> **What needs to be done**
Write out the line with "Convert this screenshot" and every later line through the end of the data below, exactly as given, with no pictures in the copy.

·····

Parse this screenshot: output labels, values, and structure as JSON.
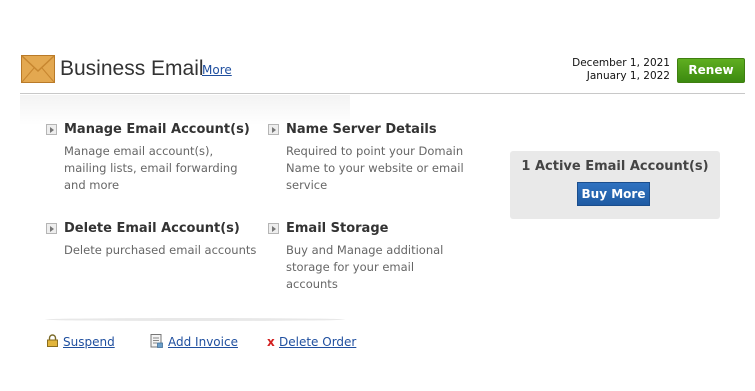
{
  "header": {
    "title": "Business Email",
    "more_label": "More",
    "date_1": "December 1, 2021",
    "date_2": "January 1, 2022",
    "renew_label": "Renew"
  },
  "actions": [
    {
      "title": "Manage Email Account(s)",
      "description": "Manage email account(s), mailing lists, email forwarding and more"
    },
    {
      "title": "Name Server Details",
      "description": "Required to point your Domain Name to your website or email service"
    },
    {
      "title": "Delete Email Account(s)",
      "description": "Delete purchased email accounts"
    },
    {
      "title": "Email Storage",
      "description": "Buy and Manage additional storage for your email accounts"
    }
  ],
  "summary": {
    "active_accounts_text": "1 Active Email Account(s)",
    "buy_more_label": "Buy More"
  },
  "footer": {
    "suspend_label": "Suspend",
    "add_invoice_label": "Add Invoice",
    "delete_order_label": "Delete Order"
  },
  "icons": {
    "mail": "envelope-icon",
    "bullet": "arrow-right-icon",
    "suspend": "lock-icon",
    "invoice": "invoice-icon",
    "delete": "x-icon"
  },
  "colors": {
    "renew": "#4a9a18",
    "buy_more": "#2668b5",
    "link": "#1f4f9f",
    "delete_x": "#d21e1e"
  }
}
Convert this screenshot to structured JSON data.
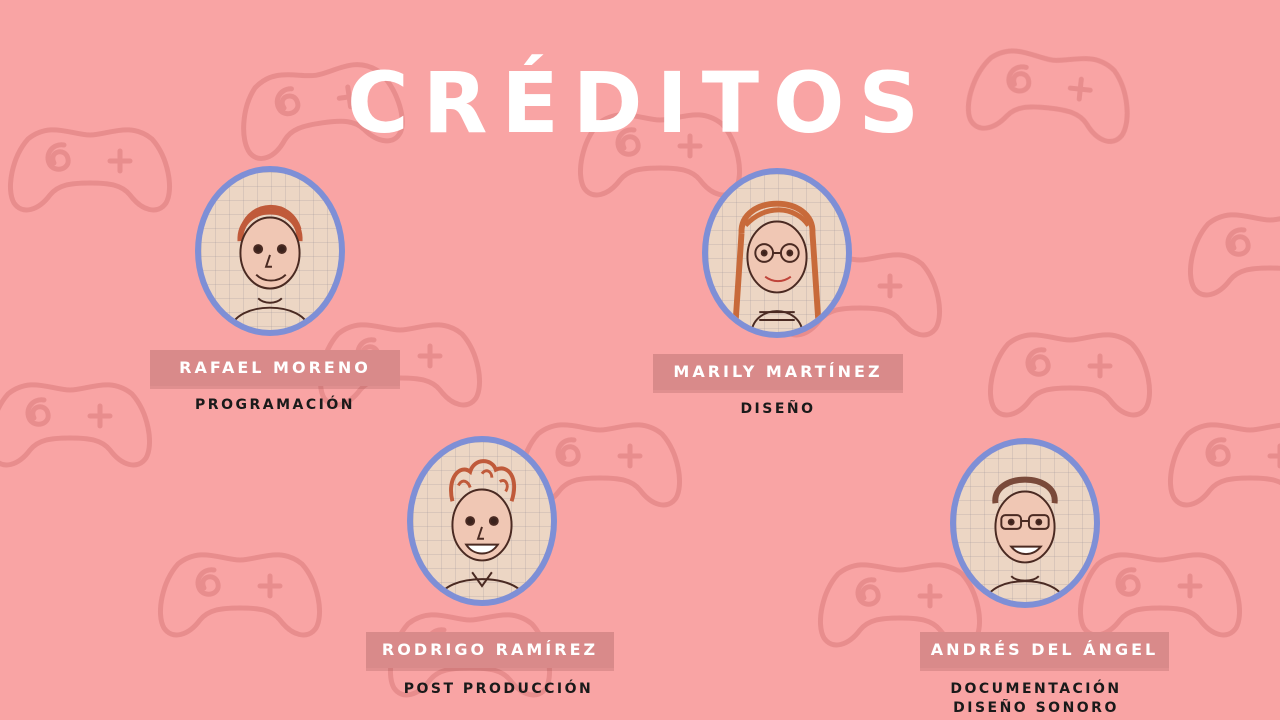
{
  "title": "CRÉDITOS",
  "colors": {
    "background": "#f9a4a4",
    "pattern_stroke": "#e58a8a",
    "portrait_frame": "#7e8fd6",
    "banner": "#d98a8a",
    "title_text": "#ffffff",
    "role_text": "#1a1a1a"
  },
  "background_icon": "gamepad-icon",
  "credits": [
    {
      "name": "RAFAEL MORENO",
      "roles": [
        "PROGRAMACIÓN"
      ],
      "portrait_icon": "portrait-sketch-rafael"
    },
    {
      "name": "MARILY MARTÍNEZ",
      "roles": [
        "DISEÑO"
      ],
      "portrait_icon": "portrait-sketch-marily"
    },
    {
      "name": "RODRIGO RAMÍREZ",
      "roles": [
        "POST PRODUCCIÓN"
      ],
      "portrait_icon": "portrait-sketch-rodrigo"
    },
    {
      "name": "ANDRÉS DEL ÁNGEL",
      "roles": [
        "DOCUMENTACIÓN",
        "DISEÑO SONORO"
      ],
      "portrait_icon": "portrait-sketch-andres"
    }
  ]
}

·····

> **Exercise output**
Convert this screenshot to structured JSON data.
{
  "title": "CRÉDITOS",
  "colors": {
    "background": "#f9a4a4",
    "pattern_stroke": "#e58a8a",
    "portrait_frame": "#7e8fd6",
    "banner": "#d98a8a",
    "title_text": "#ffffff",
    "role_text": "#1a1a1a"
  },
  "background_icon": "gamepad-icon",
  "credits": [
    {
      "name": "RAFAEL MORENO",
      "roles": [
        "PROGRAMACIÓN"
      ],
      "portrait_icon": "portrait-sketch-rafael"
    },
    {
      "name": "MARILY MARTÍNEZ",
      "roles": [
        "DISEÑO"
      ],
      "portrait_icon": "portrait-sketch-marily"
    },
    {
      "name": "RODRIGO RAMÍREZ",
      "roles": [
        "POST PRODUCCIÓN"
      ],
      "portrait_icon": "portrait-sketch-rodrigo"
    },
    {
      "name": "ANDRÉS DEL ÁNGEL",
      "roles": [
        "DOCUMENTACIÓN",
        "DISEÑO SONORO"
      ],
      "portrait_icon": "portrait-sketch-andres"
    }
  ]
}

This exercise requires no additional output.